## What you will do
Gather all lines in the entries that include the word "Tobramycin".

Extracted data entries:
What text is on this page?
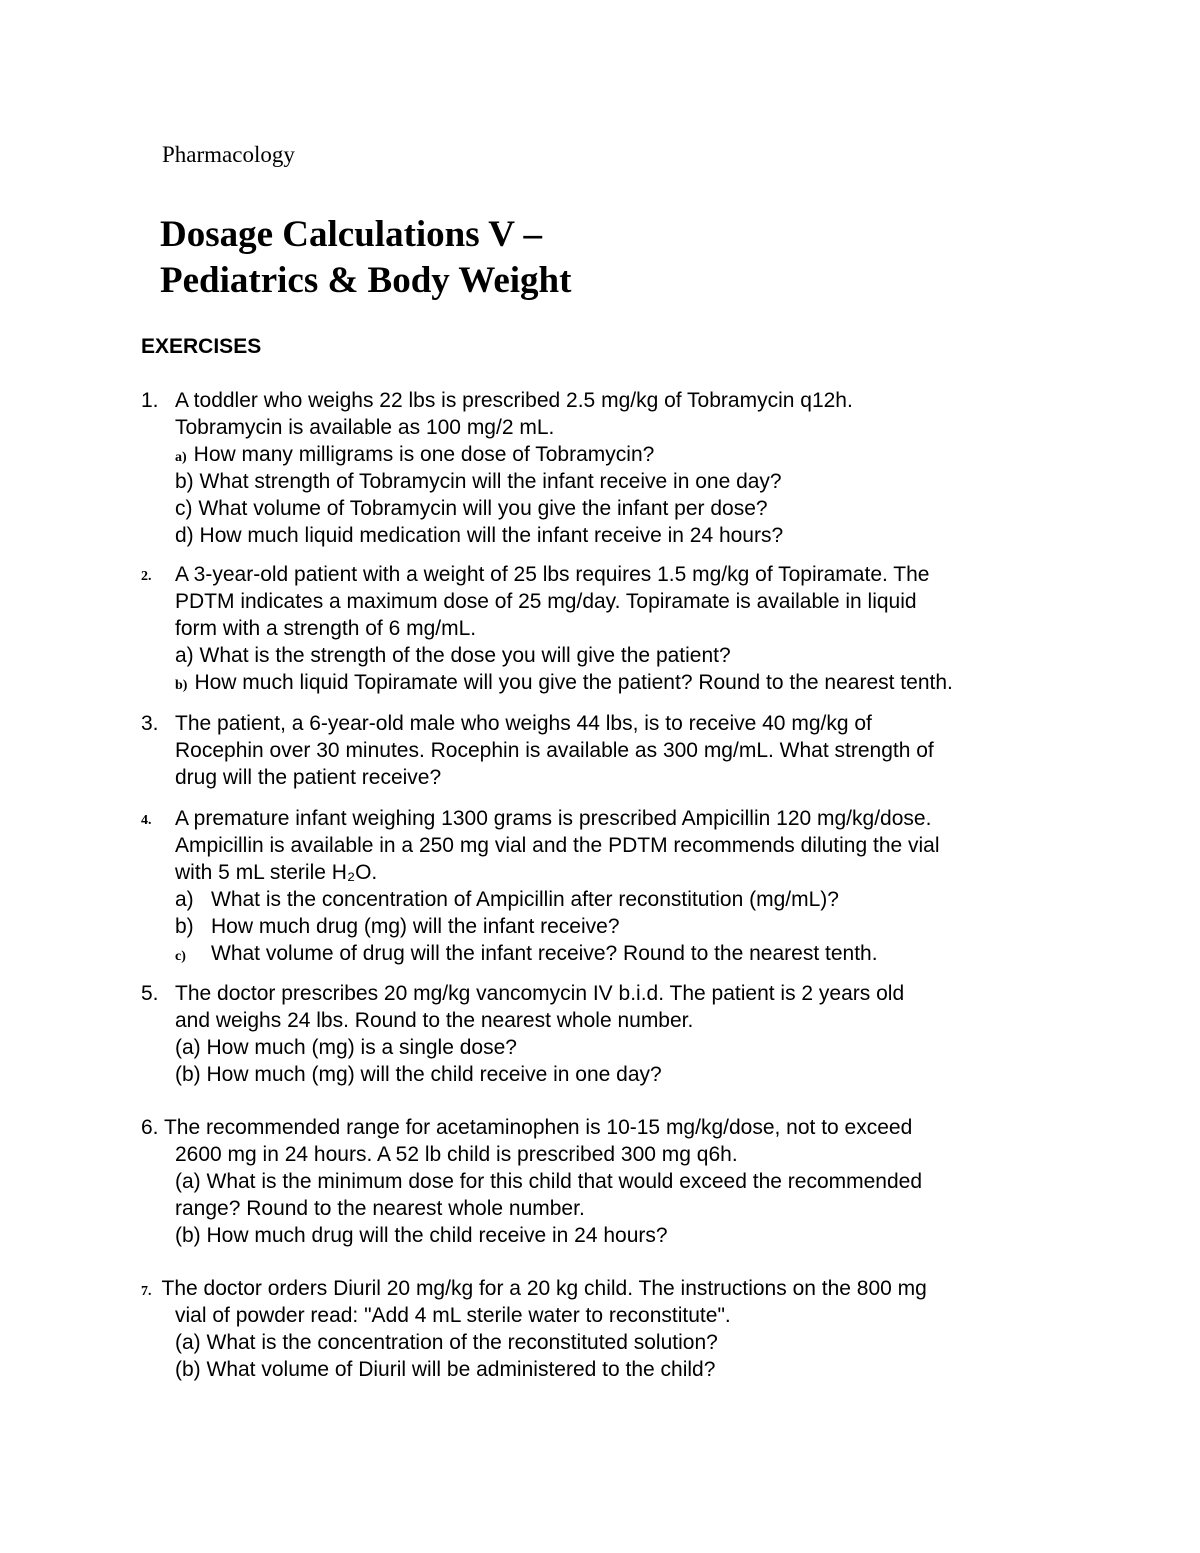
Pharmacology
Dosage Calculations V –
Pediatrics & Body Weight
EXERCISES
1. A toddler who weighs 22 lbs is prescribed 2.5 mg/kg of Tobramycin q12h.
Tobramycin is available as 100 mg/2 mL.
a) How many milligrams is one dose of Tobramycin?
b) What strength of Tobramycin will the infant receive in one day?
c) What volume of Tobramycin will you give the infant per dose?
d) How much liquid medication will the infant receive in 24 hours?
2. A 3-year-old patient with a weight of 25 lbs requires 1.5 mg/kg of Topiramate. The
PDTM indicates a maximum dose of 25 mg/day. Topiramate is available in liquid
form with a strength of 6 mg/mL.
a) What is the strength of the dose you will give the patient?
b) How much liquid Topiramate will you give the patient? Round to the nearest tenth.
3. The patient, a 6-year-old male who weighs 44 lbs, is to receive 40 mg/kg of
Rocephin over 30 minutes. Rocephin is available as 300 mg/mL. What strength of
drug will the patient receive?
4. A premature infant weighing 1300 grams is prescribed Ampicillin 120 mg/kg/dose.
Ampicillin is available in a 250 mg vial and the PDTM recommends diluting the vial
with 5 mL sterile H₂O.
a) What is the concentration of Ampicillin after reconstitution (mg/mL)?
b) How much drug (mg) will the infant receive?
c) What volume of drug will the infant receive? Round to the nearest tenth.
5. The doctor prescribes 20 mg/kg vancomycin IV b.i.d. The patient is 2 years old
and weighs 24 lbs. Round to the nearest whole number.
(a) How much (mg) is a single dose?
(b) How much (mg) will the child receive in one day?
6. The recommended range for acetaminophen is 10-15 mg/kg/dose, not to exceed
2600 mg in 24 hours. A 52 lb child is prescribed 300 mg q6h.
(a) What is the minimum dose for this child that would exceed the recommended
range? Round to the nearest whole number.
(b) How much drug will the child receive in 24 hours?
7. The doctor orders Diuril 20 mg/kg for a 20 kg child. The instructions on the 800 mg
vial of powder read: "Add 4 mL sterile water to reconstitute".
(a) What is the concentration of the reconstituted solution?
(b) What volume of Diuril will be administered to the child?
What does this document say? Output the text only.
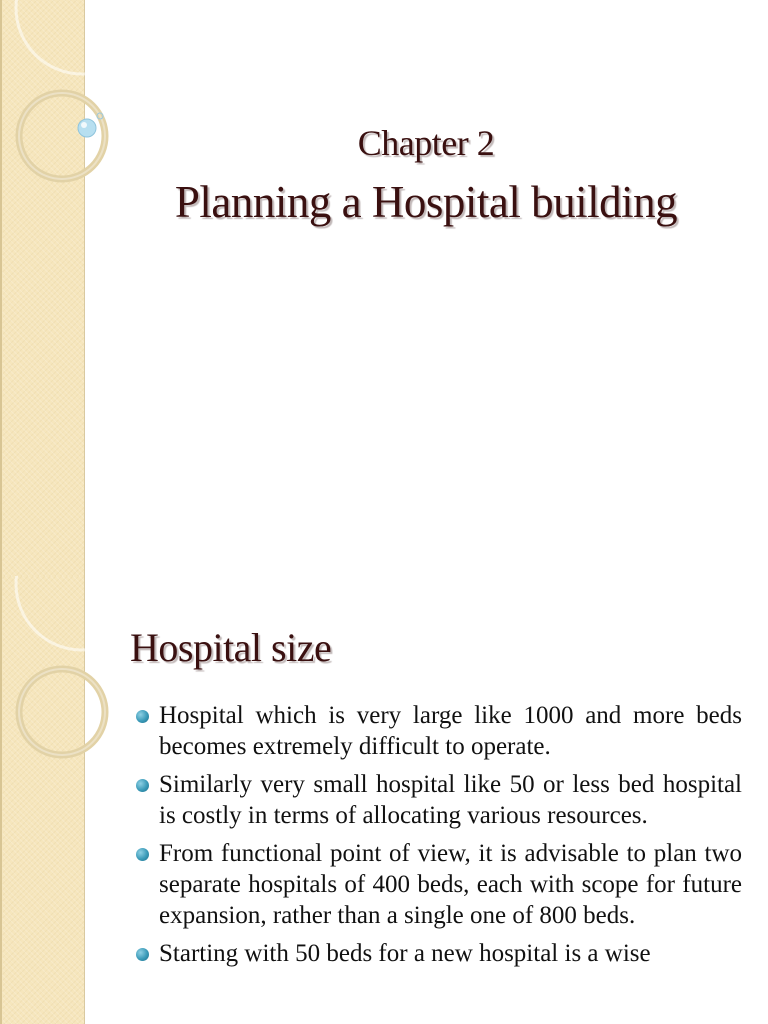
Chapter 2
Planning a Hospital building
Hospital size
Hospital which is very large like 1000 and more beds becomes extremely difficult to operate.
Similarly very small hospital like 50 or less bed hospital is costly in terms of allocating various resources.
From functional point of view, it is advisable to plan two separate hospitals of 400 beds, each with scope for future expansion, rather than a single one of 800 beds.
Starting with 50 beds for a new hospital is a wise
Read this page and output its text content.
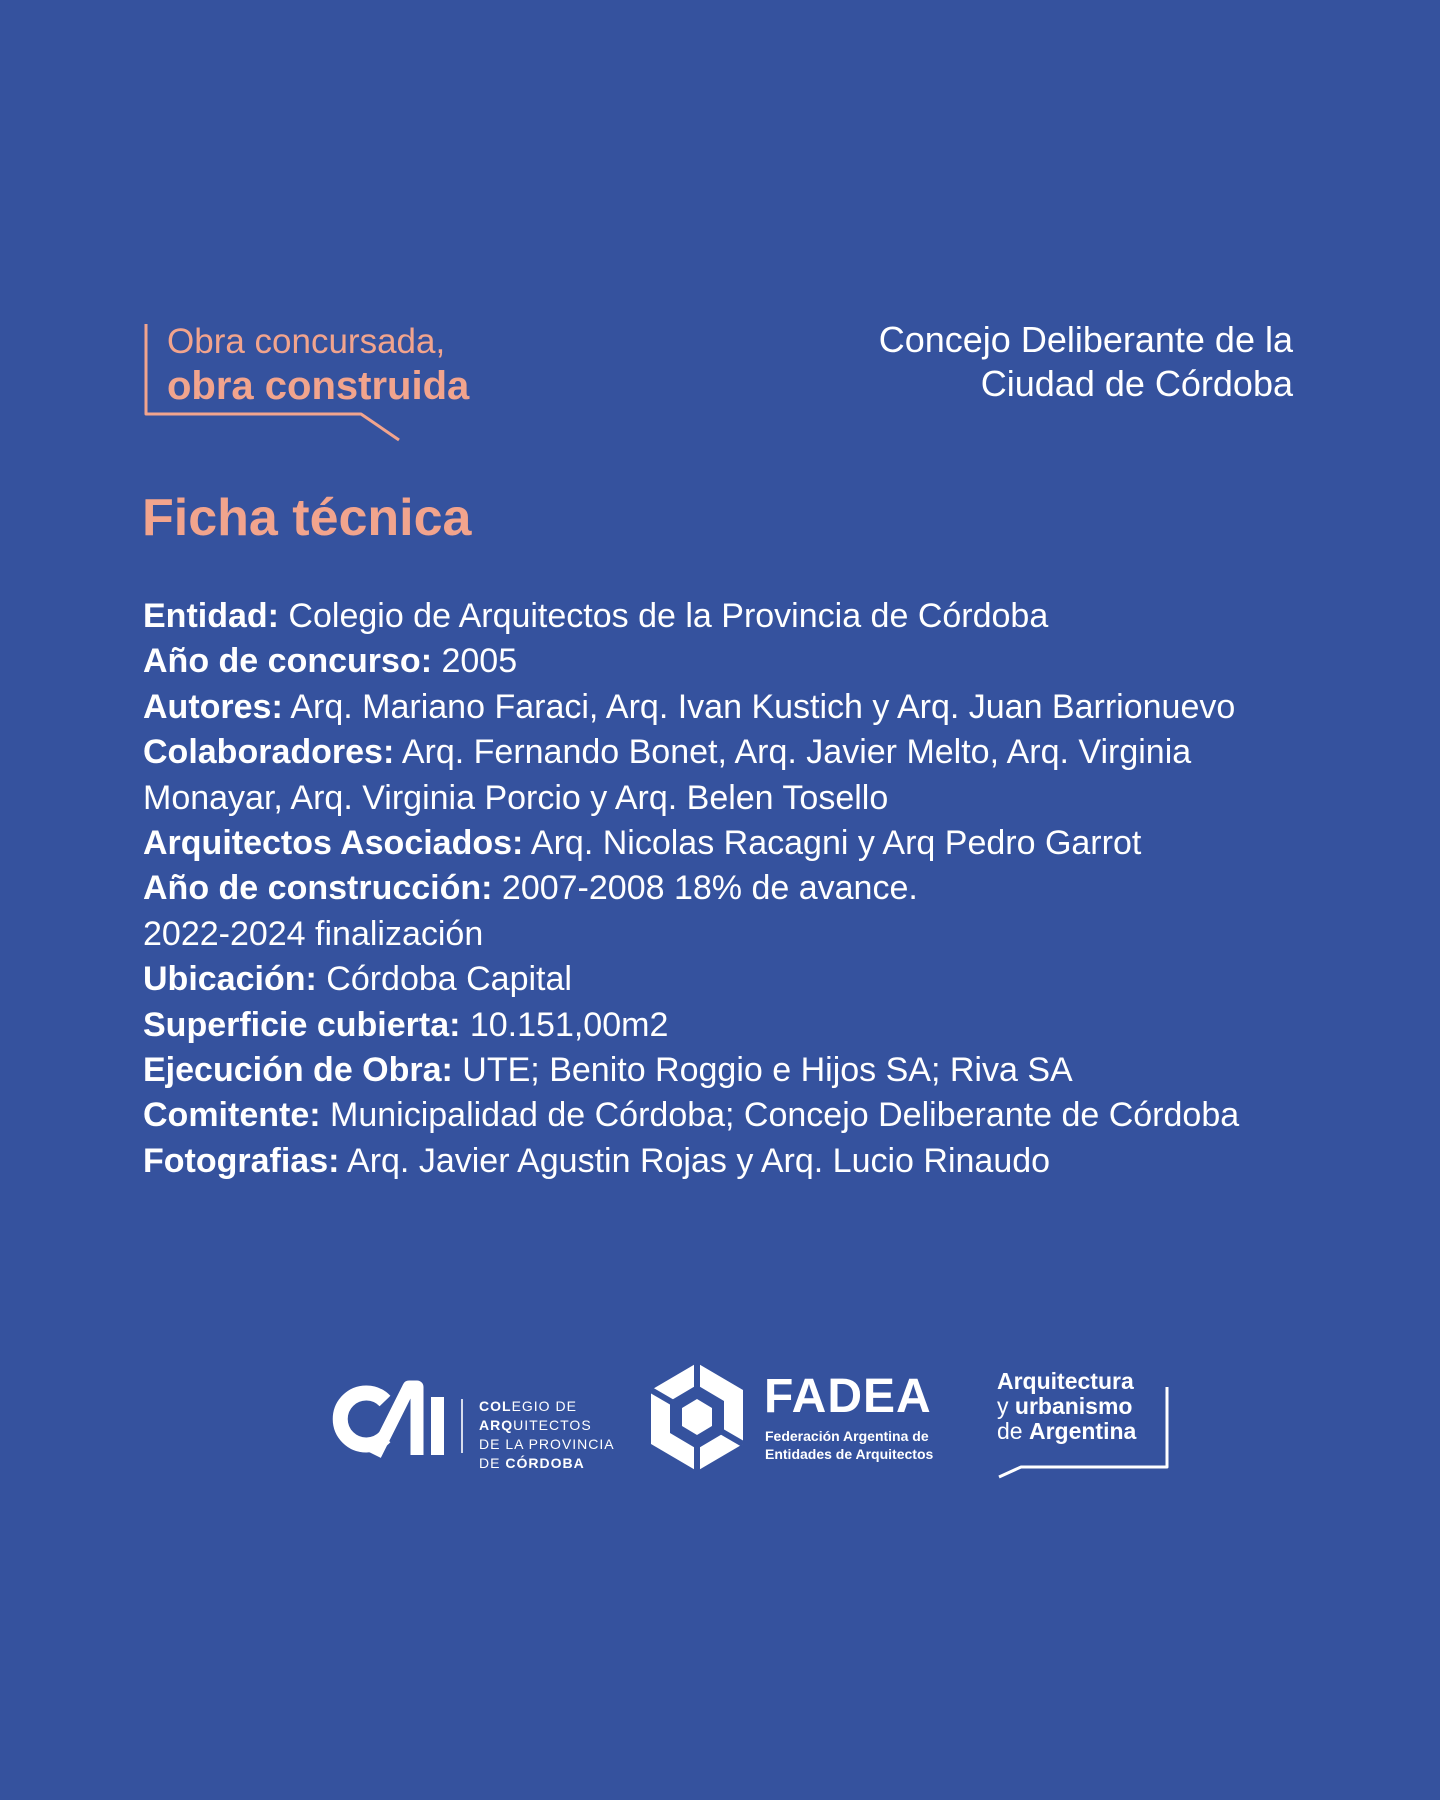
Obra concursada,
obra construida
Concejo Deliberante de la
Ciudad de Córdoba
Ficha técnica

Entidad: Colegio de Arquitectos de la Provincia de Córdoba

Año de concurso: 2005

Autores: Arq. Mariano Faraci, Arq. Ivan Kustich y Arq. Juan Barrionuevo

Colaboradores: Arq. Fernando Bonet, Arq. Javier Melto, Arq. Virginia Monayar, Arq. Virginia Porcio y Arq. Belen Tosello

Arquitectos Asociados: Arq. Nicolas Racagni y Arq Pedro Garrot

Año de construcción: 2007-2008 18% de avance.
2022-2024 finalización

Ubicación: Córdoba Capital

Superficie cubierta: 10.151,00m2

Ejecución de Obra: UTE; Benito Roggio e Hijos SA; Riva SA

Comitente: Municipalidad de Córdoba; Concejo Deliberante de Córdoba

Fotografias: Arq. Javier Agustin Rojas y Arq. Lucio Rinaudo

COLEGIO DE
ARQUITECTOS
DE LA PROVINCIA
DE CÓRDOBA
FADEA
Federación Argentina de
Entidades de Arquitectos
Arquitectura
y urbanismo
de Argentina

## Result of the task
1. A toddler who weighs 22 lbs is prescribed 2.5 mg/kg of Tobramycin q12h.
Tobramycin is available as 100 mg/2 mL.
a) How many milligrams is one dose of Tobramycin?
b) What strength of Tobramycin will the infant receive in one day?
c) What volume of Tobramycin will you give the infant per dose?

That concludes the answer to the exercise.